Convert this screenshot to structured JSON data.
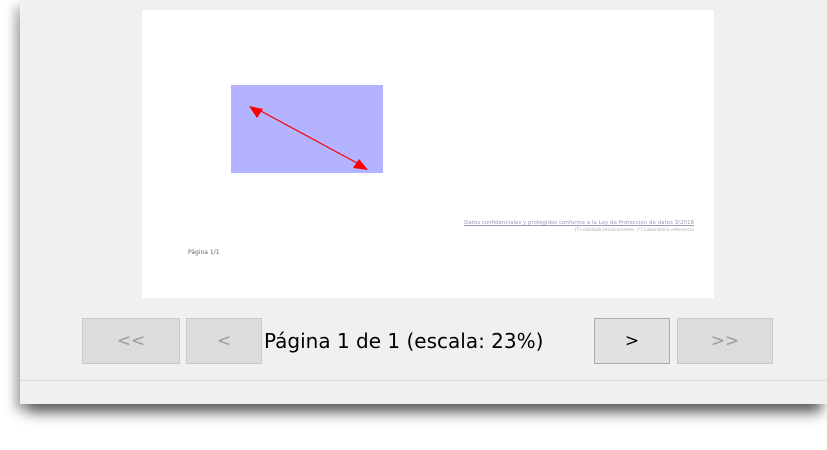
{
  "preview": {
    "footer_notice": "Datos confidenciales y protegidos conforme a la Ley de Protección de datos 3/2018",
    "footer_legend": "(T) validado técnicamente, (*) Laboratorio referencia",
    "page_label": "Página 1/1",
    "shape_fill": "#b3b3ff",
    "arrow_color": "#ff0000"
  },
  "navigation": {
    "first_label": "<<",
    "prev_label": "<",
    "status": "Página 1 de 1 (escala: 23%)",
    "next_label": ">",
    "last_label": ">>"
  }
}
---
What the task requires: Copy the records above exactly, omitting every picture.

The response:
Convert this screenshot to structured JSON data.
{
  "preview": {
    "footer_notice": "Datos confidenciales y protegidos conforme a la Ley de Protección de datos 3/2018",
    "footer_legend": "(T) validado técnicamente, (*) Laboratorio referencia",
    "page_label": "Página 1/1",
    "shape_fill": "#b3b3ff",
    "arrow_color": "#ff0000"
  },
  "navigation": {
    "first_label": "<<",
    "prev_label": "<",
    "status": "Página 1 de 1 (escala: 23%)",
    "next_label": ">",
    "last_label": ">>"
  }
}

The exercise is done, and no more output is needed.